Copy the records that follow exactly as written, but not their pictures.
[START DATA]
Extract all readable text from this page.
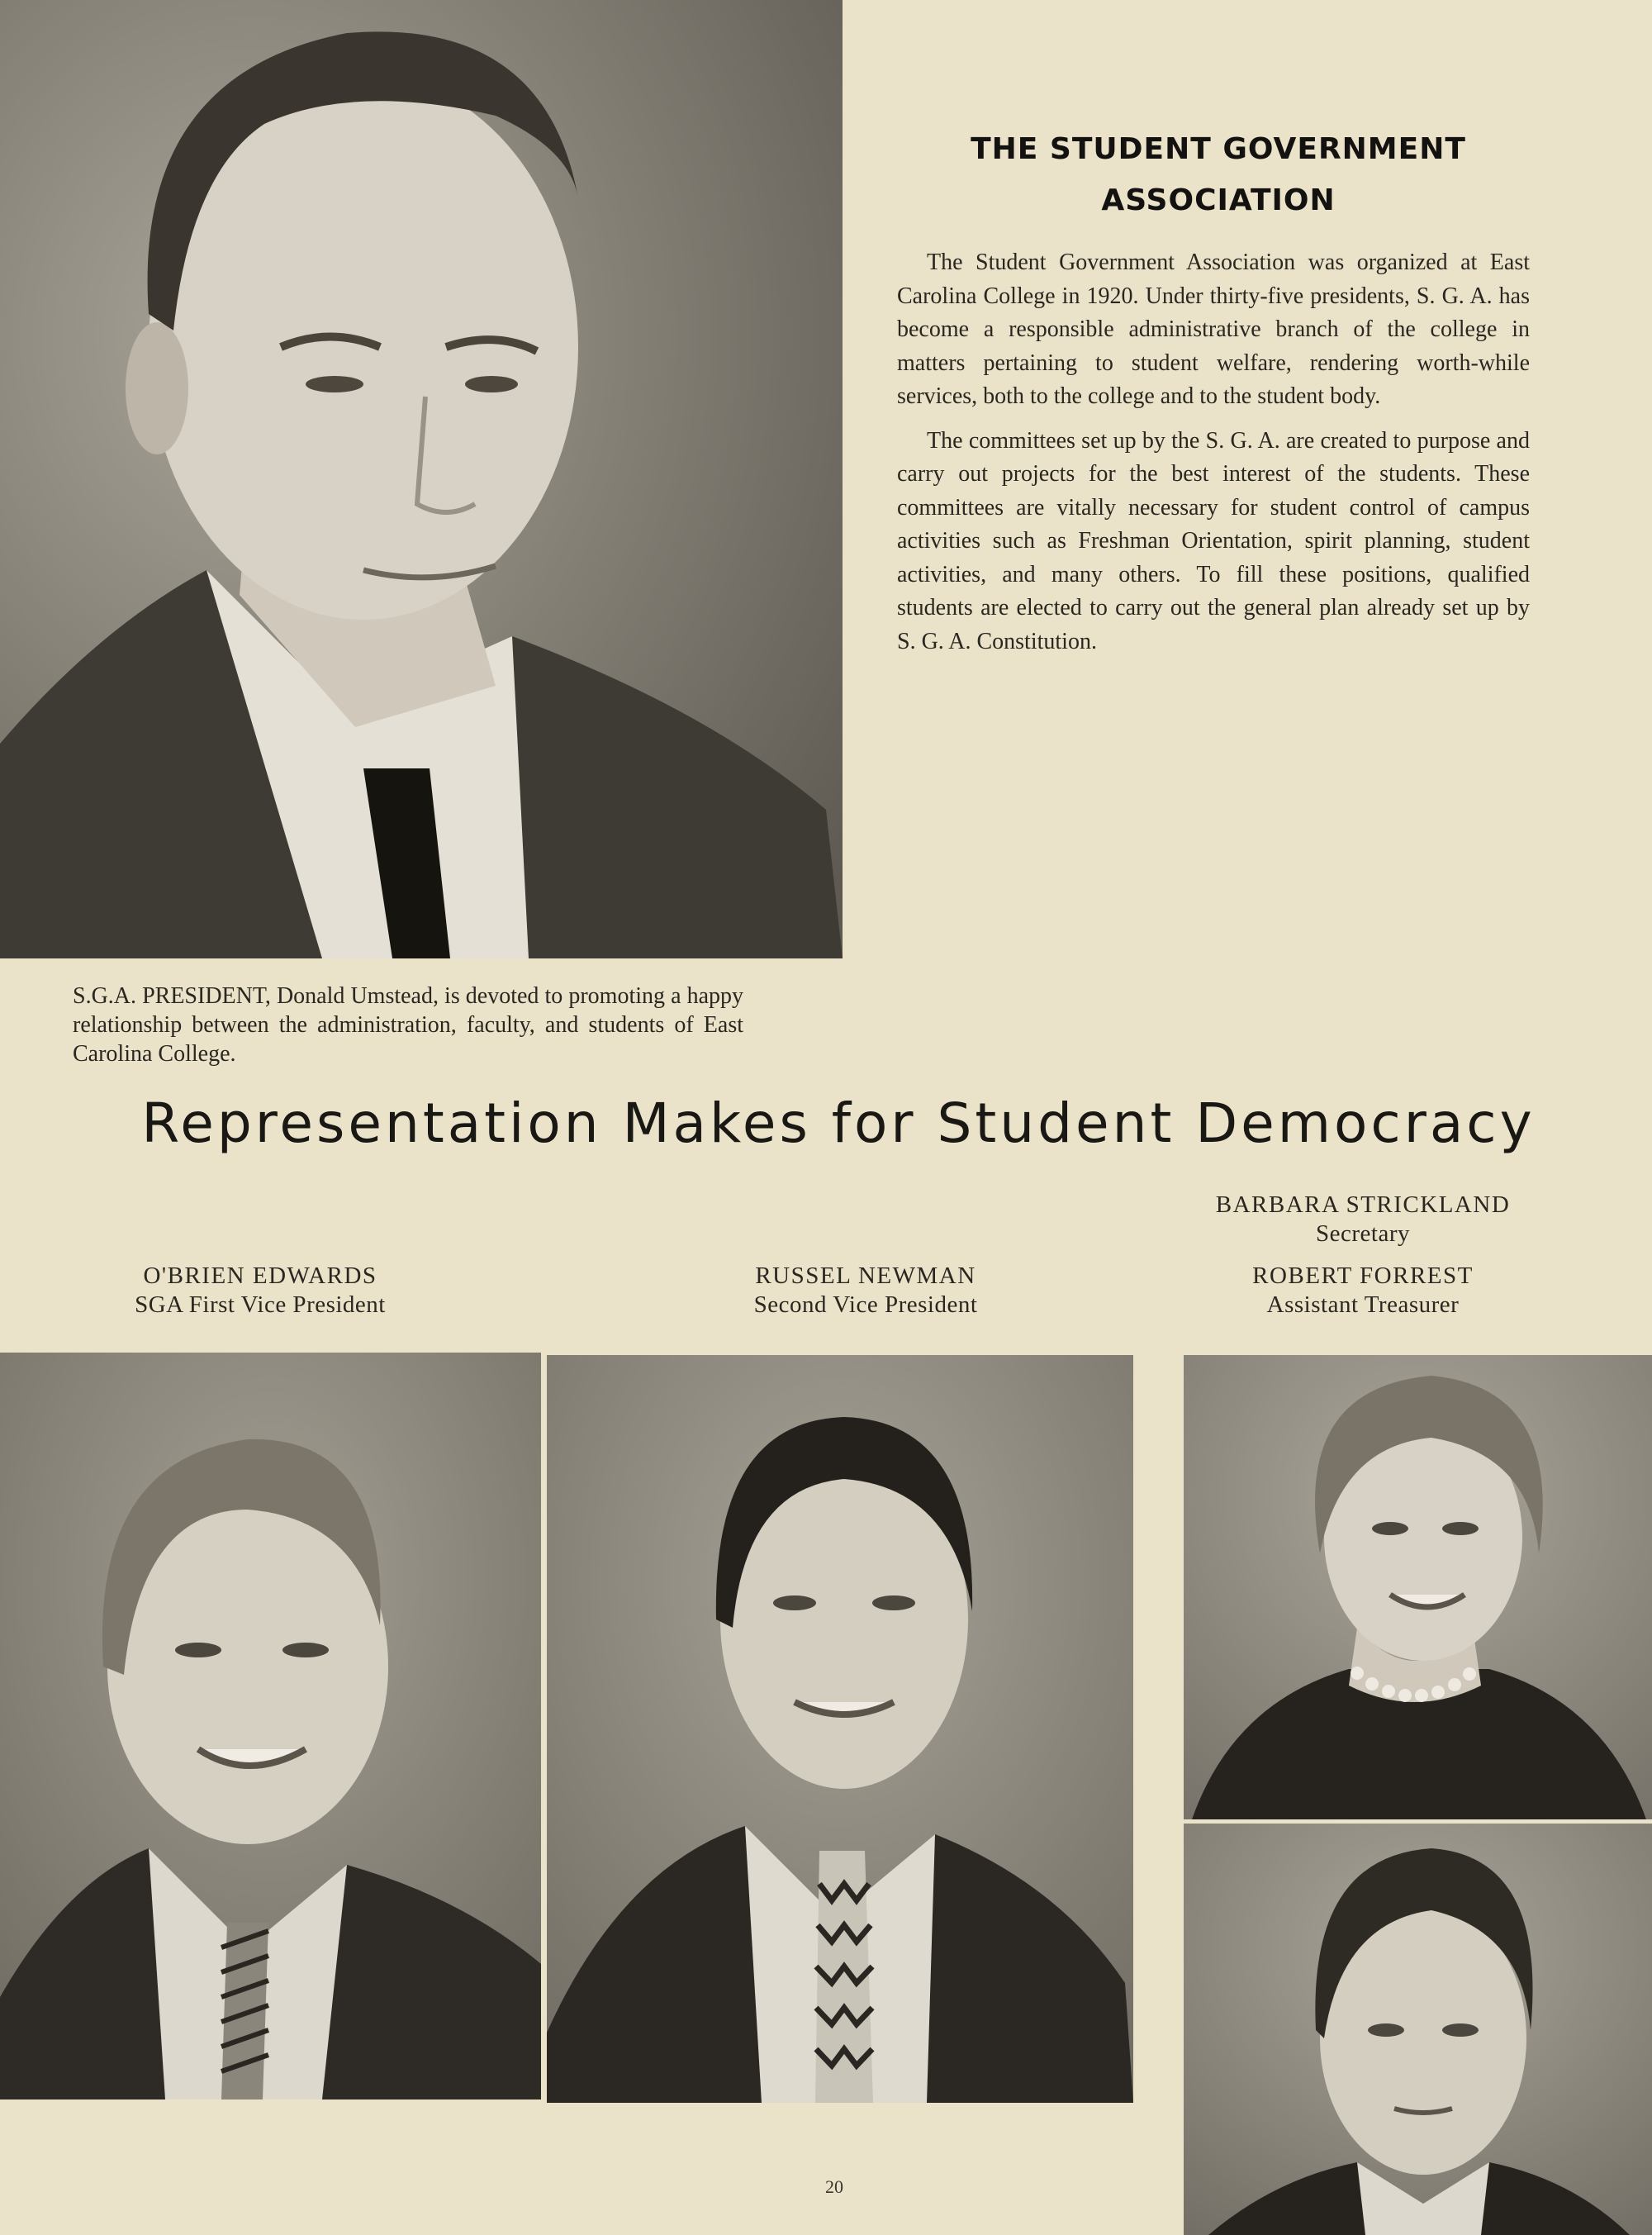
THE STUDENT GOVERNMENT
ASSOCIATION

The Student Government Association was organized at East Carolina College in 1920. Under thirty-five presidents, S. G. A. has become a responsible administrative branch of the college in matters pertaining to student welfare, rendering worth-while services, both to the college and to the student body.

The committees set up by the S. G. A. are created to purpose and carry out projects for the best interest of the students. These committees are vitally necessary for student control of campus activities such as Freshman Orientation, spirit planning, student activities, and many others. To fill these positions, qualified students are elected to carry out the general plan already set up by S. G. A. Constitution.

S.G.A. PRESIDENT, Donald Umstead, is devoted to promoting a happy relationship between the administration, faculty, and students of East Carolina College.
Representation Makes for Student Democracy
O'BRIEN EDWARDS
SGA First Vice President
RUSSEL NEWMAN
Second Vice President
BARBARA STRICKLAND
Secretary
ROBERT FORREST
Assistant Treasurer
20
[END DATA]
TASK RESPONSE:
Extract all readable text from this page.
THE STUDENT GOVERNMENT
ASSOCIATION

The Student Government Association was organized at East Carolina College in 1920. Under thirty-five presidents, S. G. A. has become a responsible administrative branch of the college in matters pertaining to student welfare, rendering worth-while services, both to the college and to the student body.

The committees set up by the S. G. A. are created to purpose and carry out projects for the best interest of the students. These committees are vitally necessary for student control of campus activities such as Freshman Orientation, spirit planning, student activities, and many others. To fill these positions, qualified students are elected to carry out the general plan already set up by S. G. A. Constitution.

S.G.A. PRESIDENT, Donald Umstead, is devoted to promoting a happy relationship between the administration, faculty, and students of East Carolina College.
Representation Makes for Student Democracy
O'BRIEN EDWARDS
SGA First Vice President
RUSSEL NEWMAN
Second Vice President
BARBARA STRICKLAND
Secretary
ROBERT FORREST
Assistant Treasurer
20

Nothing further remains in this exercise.